Transcribe the listing that follows in full, omitting pictures.

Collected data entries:
◆ ◆ ◆ ◆ ◆

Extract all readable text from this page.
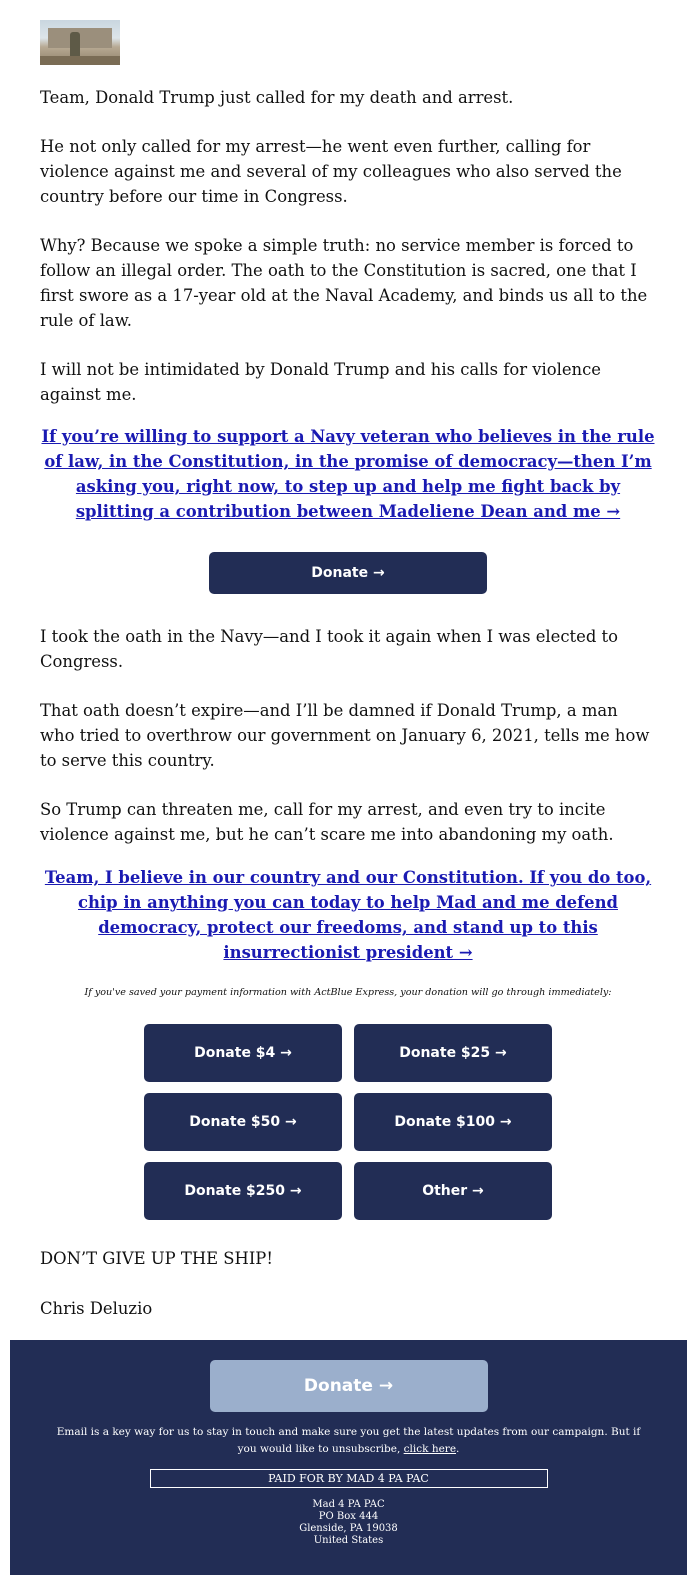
Team, Donald Trump just called for my death and arrest.

He not only called for my arrest—he went even further, calling for violence against me and several of my colleagues who also served the country before our time in Congress.

Why? Because we spoke a simple truth: no service member is forced to follow an illegal order. The oath to the Constitution is sacred, one that I first swore as a 17-year old at the Naval Academy, and binds us all to the rule of law.

I will not be intimidated by Donald Trump and his calls for violence against me.

If you’re willing to support a Navy veteran who believes in the rule of law, in the Constitution, in the promise of democracy—then I’m asking you, right now, to step up and help me fight back by splitting a contribution between Madeliene Dean and me →
Donate →

I took the oath in the Navy—and I took it again when I was elected to Congress.

That oath doesn’t expire—and I’ll be damned if Donald Trump, a man who tried to overthrow our government on January 6, 2021, tells me how to serve this country.

So Trump can threaten me, call for my arrest, and even try to incite violence against me, but he can’t scare me into abandoning my oath.

Team, I believe in our country and our Constitution. If you do too, chip in anything you can today to help Mad and me defend democracy, protect our freedoms, and stand up to this insurrectionist president →

If you've saved your payment information with ActBlue Express, your donation will go through immediately:

Donate $4 →	Donate $25 →
Donate $50 →	Donate $100 →
Donate $250 →	Other →

DON’T GIVE UP THE SHIP!

Chris Deluzio

Donate →
Email is a key way for us to stay in touch and make sure you get the latest updates from our campaign. But if you would like to unsubscribe, click here.
PAID FOR BY MAD 4 PA PAC
Mad 4 PA PAC
PO Box 444
Glenside, PA 19038
United States
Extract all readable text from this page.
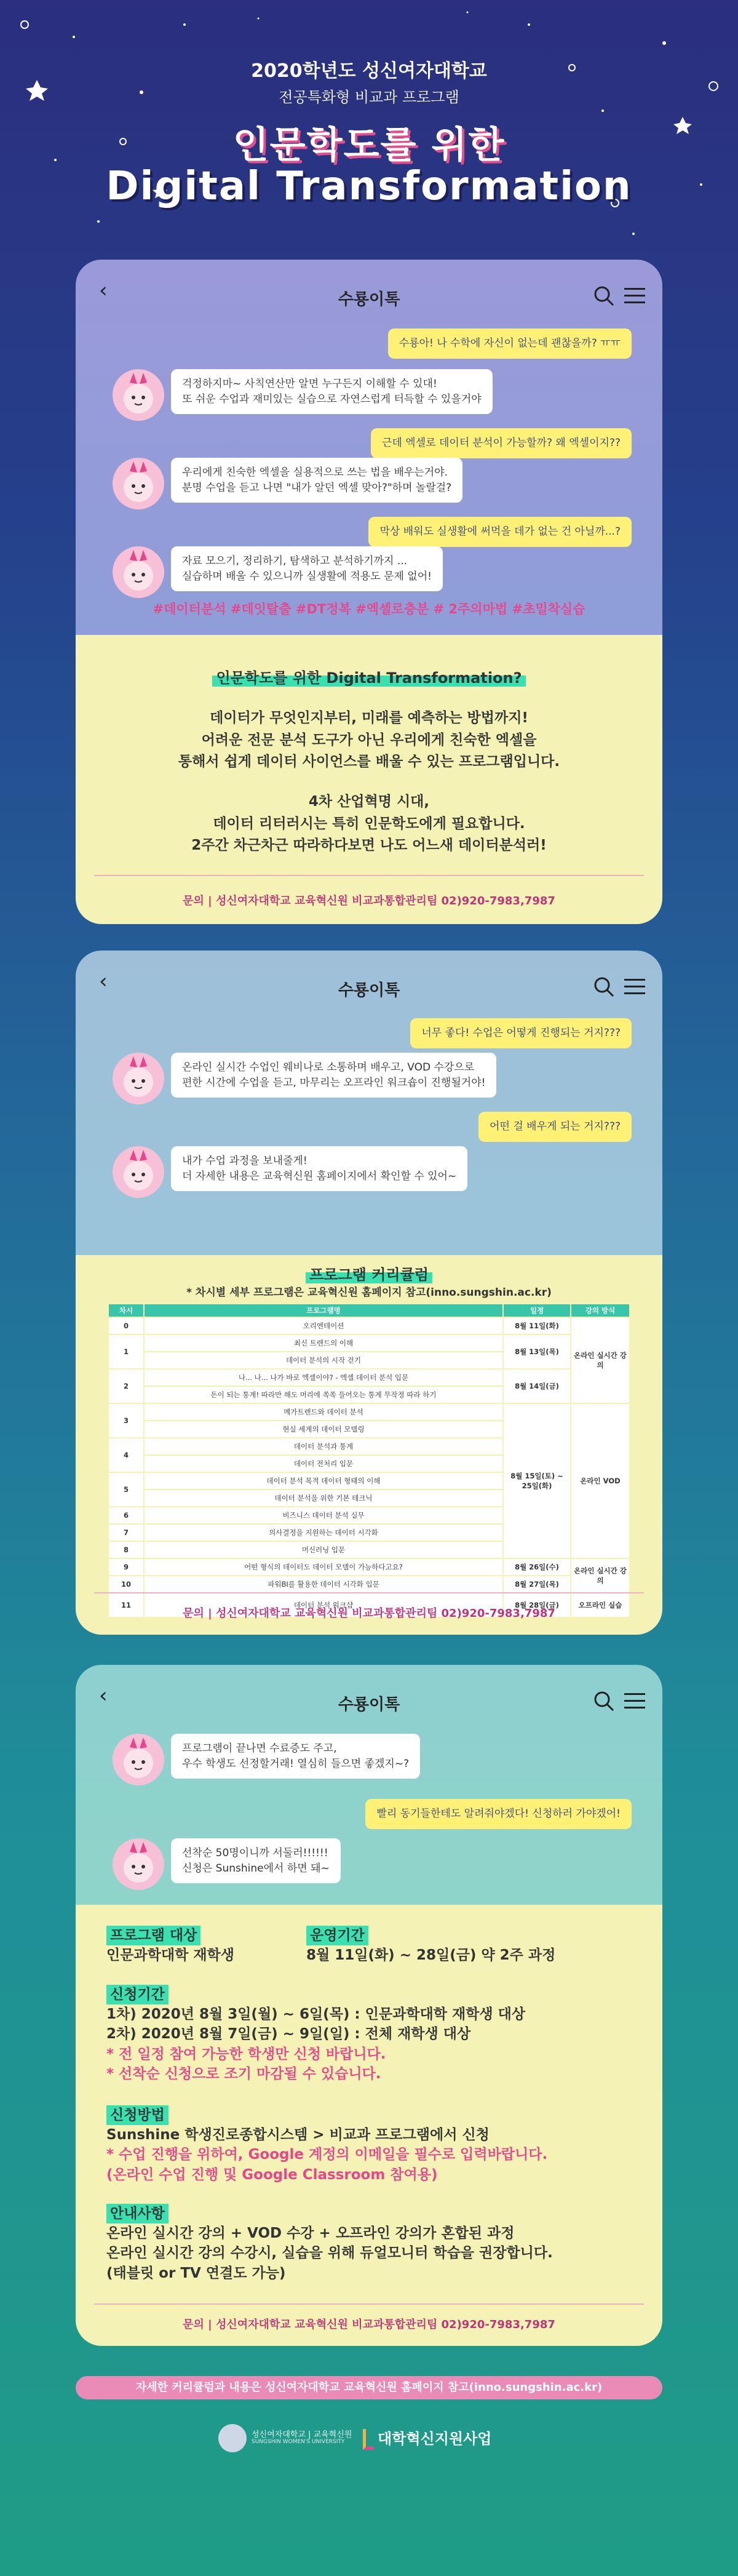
2020학년도 성신여자대학교
전공특화형 비교과 프로그램
인문학도를 위한
Digital Transformation
‹	수룡이톡
수룡아! 나 수학에 자신이 없는데 괜찮을까? ㅠㅠ
걱정하지마~ 사칙연산만 알면 누구든지 이해할 수 있대!
또 쉬운 수업과 재미있는 실습으로 자연스럽게 터득할 수 있을거야
근데 엑셀로 데이터 분석이 가능할까? 왜 엑셀이지??
우리에게 친숙한 엑셀을 실용적으로 쓰는 법을 배우는거야.
분명 수업을 듣고 나면 "내가 알던 엑셀 맞아?"하며 놀랄걸?
막상 배워도 실생활에 써먹을 데가 없는 건 아닐까...?
자료 모으기, 정리하기, 탐색하고 분석하기까지 ...
실습하며 배울 수 있으니까 실생활에 적용도 문제 없어!
#데이터분석 #데잇탈출 #DT정복 #엑셀로충분 # 2주의마법 #초밀착실습
인문학도를 위한 Digital Transformation?
데이터가 무엇인지부터, 미래를 예측하는 방법까지!
어려운 전문 분석 도구가 아닌 우리에게 친숙한 엑셀을
통해서 쉽게 데이터 사이언스를 배울 수 있는 프로그램입니다.
4차 산업혁명 시대,
데이터 리터러시는 특히 인문학도에게 필요합니다.
2주간 차근차근 따라하다보면 나도 어느새 데이터분석러!
문의 | 성신여자대학교 교육혁신원 비교과통합관리팀 02)920-7983,7987
‹	수룡이톡
너무 좋다! 수업은 어떻게 진행되는 거지???
온라인 실시간 수업인 웨비나로 소통하며 배우고, VOD 수강으로
편한 시간에 수업을 듣고, 마무리는 오프라인 워크숍이 진행될거야!
어떤 걸 배우게 되는 거지???
내가 수업 과정을 보내줄게!
더 자세한 내용은 교육혁신원 홈페이지에서 확인할 수 있어~
프로그램 커리큘럼
* 차시별 세부 프로그램은 교육혁신원 홈페이지 참고(inno.sungshin.ac.kr)
차시	프로그램명	일정	강의 방식
0	오리엔테이션	8월 11일(화)	온라인 실시간 강의
1	최신 트렌드의 이해	8월 13일(목)	
	데이터 분석의 시작 걷기		
2	나... 나... 나가 바로 엑셀이야? - 엑셀 데이터 분석 입문	8월 14일(금)	
	돈이 되는 통계! 따라만 해도 머리에 쏙쏙 들어오는 통계 무작정 따라 하기		
3	메가트렌드와 데이터 분석	8월 15일(토) ~ 25일(화)	온라인 VOD
	현실 세계의 데이터 모델링		
4	데이터 분석과 통계		
	데이터 전처리 입문		
5	데이터 분석 목적 데이터 형태의 이해		
	데이터 분석을 위한 기본 테크닉		
6	비즈니스 데이터 분석 실무		
7	의사결정을 지원하는 데이터 시각화		
8	머신러닝 입문		
9	어떤 형식의 데이터도 데이터 모델이 가능하다고요?	8월 26일(수)	온라인 실시간 강의
10	파워BI를 활용한 데이터 시각화 입문	8월 27일(목)	
11	데이터 분석 워크샵	8월 28일(금)	오프라인 실습
문의 | 성신여자대학교 교육혁신원 비교과통합관리팀 02)920-7983,7987
‹	수룡이톡
프로그램이 끝나면 수료증도 주고,
우수 학생도 선정할거래! 열심히 들으면 좋겠지~?
빨리 동기들한테도 알려줘야겠다! 신청하러 가야겠어!
선착순 50명이니까 서둘러!!!!!!
신청은 Sunshine에서 하면 돼~
프로그램 대상
인문과학대학 재학생
운영기간
8월 11일(화) ~ 28일(금) 약 2주 과정
신청기간
1차) 2020년 8월 3일(월) ~ 6일(목) : 인문과학대학 재학생 대상
2차) 2020년 8월 7일(금) ~ 9일(일) : 전체 재학생 대상
* 전 일정 참여 가능한 학생만 신청 바랍니다.
* 선착순 신청으로 조기 마감될 수 있습니다.
신청방법
Sunshine 학생진로종합시스템 > 비교과 프로그램에서 신청
* 수업 진행을 위하여, Google 계정의 이메일을 필수로 입력바랍니다.
(온라인 수업 진행 및 Google Classroom 참여용)
안내사항
온라인 실시간 강의 + VOD 수강 + 오프라인 강의가 혼합된 과정
온라인 실시간 강의 수강시, 실습을 위해 듀얼모니터 학습을 권장합니다.
(태블릿 or TV 연결도 가능)
문의 | 성신여자대학교 교육혁신원 비교과통합관리팀 02)920-7983,7987
자세한 커리큘럼과 내용은 성신여자대학교 교육혁신원 홈페이지 참고(inno.sungshin.ac.kr)
성신여자대학교 | 교육혁신원
SUNGSHIN WOMEN'S UNIVERSITY	대학혁신지원사업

◆ ◆ ◆ ◆ ◆

Response for this exercise:
Extract all readable text from this page.
Team, Donald Trump just called for my death and arrest.

He not only called for my arrest—he went even further, calling for violence against me and several of my colleagues who also served the country before our time in Congress.

Why? Because we spoke a simple truth: no service member is forced to follow an illegal order. The oath to the Constitution is sacred, one that I first swore as a 17-year old at the Naval Academy, and binds us all to the rule of law.

I will not be intimidated by Donald Trump and his calls for violence against me.

If you’re willing to support a Navy veteran who believes in the rule of law, in the Constitution, in the promise of democracy—then I’m asking you, right now, to step up and help me fight back by splitting a contribution between Madeliene Dean and me →
Donate →

I took the oath in the Navy—and I took it again when I was elected to Congress.

That oath doesn’t expire—and I’ll be damned if Donald Trump, a man who tried to overthrow our government on January 6, 2021, tells me how to serve this country.

So Trump can threaten me, call for my arrest, and even try to incite violence against me, but he can’t scare me into abandoning my oath.

Team, I believe in our country and our Constitution. If you do too, chip in anything you can today to help Mad and me defend democracy, protect our freedoms, and stand up to this insurrectionist president →

If you've saved your payment information with ActBlue Express, your donation will go through immediately:

Donate $4 →	Donate $25 →
Donate $50 →	Donate $100 →
Donate $250 →	Other →

DON’T GIVE UP THE SHIP!

Chris Deluzio

Donate →
Email is a key way for us to stay in touch and make sure you get the latest updates from our campaign. But if you would like to unsubscribe, click here.
PAID FOR BY MAD 4 PA PAC
Mad 4 PA PAC
PO Box 444
Glenside, PA 19038
United States
Extract all readable text from this page.
2020학년도 성신여자대학교
전공특화형 비교과 프로그램
인문학도를 위한
Digital Transformation
‹	수룡이톡
수룡아! 나 수학에 자신이 없는데 괜찮을까? ㅠㅠ
걱정하지마~ 사칙연산만 알면 누구든지 이해할 수 있대!
또 쉬운 수업과 재미있는 실습으로 자연스럽게 터득할 수 있을거야
근데 엑셀로 데이터 분석이 가능할까? 왜 엑셀이지??
우리에게 친숙한 엑셀을 실용적으로 쓰는 법을 배우는거야.
분명 수업을 듣고 나면 "내가 알던 엑셀 맞아?"하며 놀랄걸?
막상 배워도 실생활에 써먹을 데가 없는 건 아닐까...?
자료 모으기, 정리하기, 탐색하고 분석하기까지 ...
실습하며 배울 수 있으니까 실생활에 적용도 문제 없어!
#데이터분석 #데잇탈출 #DT정복 #엑셀로충분 # 2주의마법 #초밀착실습
인문학도를 위한 Digital Transformation?
데이터가 무엇인지부터, 미래를 예측하는 방법까지!
어려운 전문 분석 도구가 아닌 우리에게 친숙한 엑셀을
통해서 쉽게 데이터 사이언스를 배울 수 있는 프로그램입니다.
4차 산업혁명 시대,
데이터 리터러시는 특히 인문학도에게 필요합니다.
2주간 차근차근 따라하다보면 나도 어느새 데이터분석러!
문의 | 성신여자대학교 교육혁신원 비교과통합관리팀 02)920-7983,7987
‹	수룡이톡
너무 좋다! 수업은 어떻게 진행되는 거지???
온라인 실시간 수업인 웨비나로 소통하며 배우고, VOD 수강으로
편한 시간에 수업을 듣고, 마무리는 오프라인 워크숍이 진행될거야!
어떤 걸 배우게 되는 거지???
내가 수업 과정을 보내줄게!
더 자세한 내용은 교육혁신원 홈페이지에서 확인할 수 있어~
프로그램 커리큘럼
* 차시별 세부 프로그램은 교육혁신원 홈페이지 참고(inno.sungshin.ac.kr)
차시	프로그램명	일정	강의 방식
0	오리엔테이션	8월 11일(화)	온라인 실시간 강의
1	최신 트렌드의 이해	8월 13일(목)	
	데이터 분석의 시작 걷기		
2	나... 나... 나가 바로 엑셀이야? - 엑셀 데이터 분석 입문	8월 14일(금)	
	돈이 되는 통계! 따라만 해도 머리에 쏙쏙 들어오는 통계 무작정 따라 하기		
3	메가트렌드와 데이터 분석	8월 15일(토) ~ 25일(화)	온라인 VOD
	현실 세계의 데이터 모델링		
4	데이터 분석과 통계		
	데이터 전처리 입문		
5	데이터 분석 목적 데이터 형태의 이해		
	데이터 분석을 위한 기본 테크닉		
6	비즈니스 데이터 분석 실무		
7	의사결정을 지원하는 데이터 시각화		
8	머신러닝 입문		
9	어떤 형식의 데이터도 데이터 모델이 가능하다고요?	8월 26일(수)	온라인 실시간 강의
10	파워BI를 활용한 데이터 시각화 입문	8월 27일(목)	
11	데이터 분석 워크샵	8월 28일(금)	오프라인 실습
문의 | 성신여자대학교 교육혁신원 비교과통합관리팀 02)920-7983,7987
‹	수룡이톡
프로그램이 끝나면 수료증도 주고,
우수 학생도 선정할거래! 열심히 들으면 좋겠지~?
빨리 동기들한테도 알려줘야겠다! 신청하러 가야겠어!
선착순 50명이니까 서둘러!!!!!!
신청은 Sunshine에서 하면 돼~
프로그램 대상
인문과학대학 재학생
운영기간
8월 11일(화) ~ 28일(금) 약 2주 과정
신청기간
1차) 2020년 8월 3일(월) ~ 6일(목) : 인문과학대학 재학생 대상
2차) 2020년 8월 7일(금) ~ 9일(일) : 전체 재학생 대상
* 전 일정 참여 가능한 학생만 신청 바랍니다.
* 선착순 신청으로 조기 마감될 수 있습니다.
신청방법
Sunshine 학생진로종합시스템 > 비교과 프로그램에서 신청
* 수업 진행을 위하여, Google 계정의 이메일을 필수로 입력바랍니다.
(온라인 수업 진행 및 Google Classroom 참여용)
안내사항
온라인 실시간 강의 + VOD 수강 + 오프라인 강의가 혼합된 과정
온라인 실시간 강의 수강시, 실습을 위해 듀얼모니터 학습을 권장합니다.
(태블릿 or TV 연결도 가능)
문의 | 성신여자대학교 교육혁신원 비교과통합관리팀 02)920-7983,7987
자세한 커리큘럼과 내용은 성신여자대학교 교육혁신원 홈페이지 참고(inno.sungshin.ac.kr)
성신여자대학교 | 교육혁신원
SUNGSHIN WOMEN'S UNIVERSITY	대학혁신지원사업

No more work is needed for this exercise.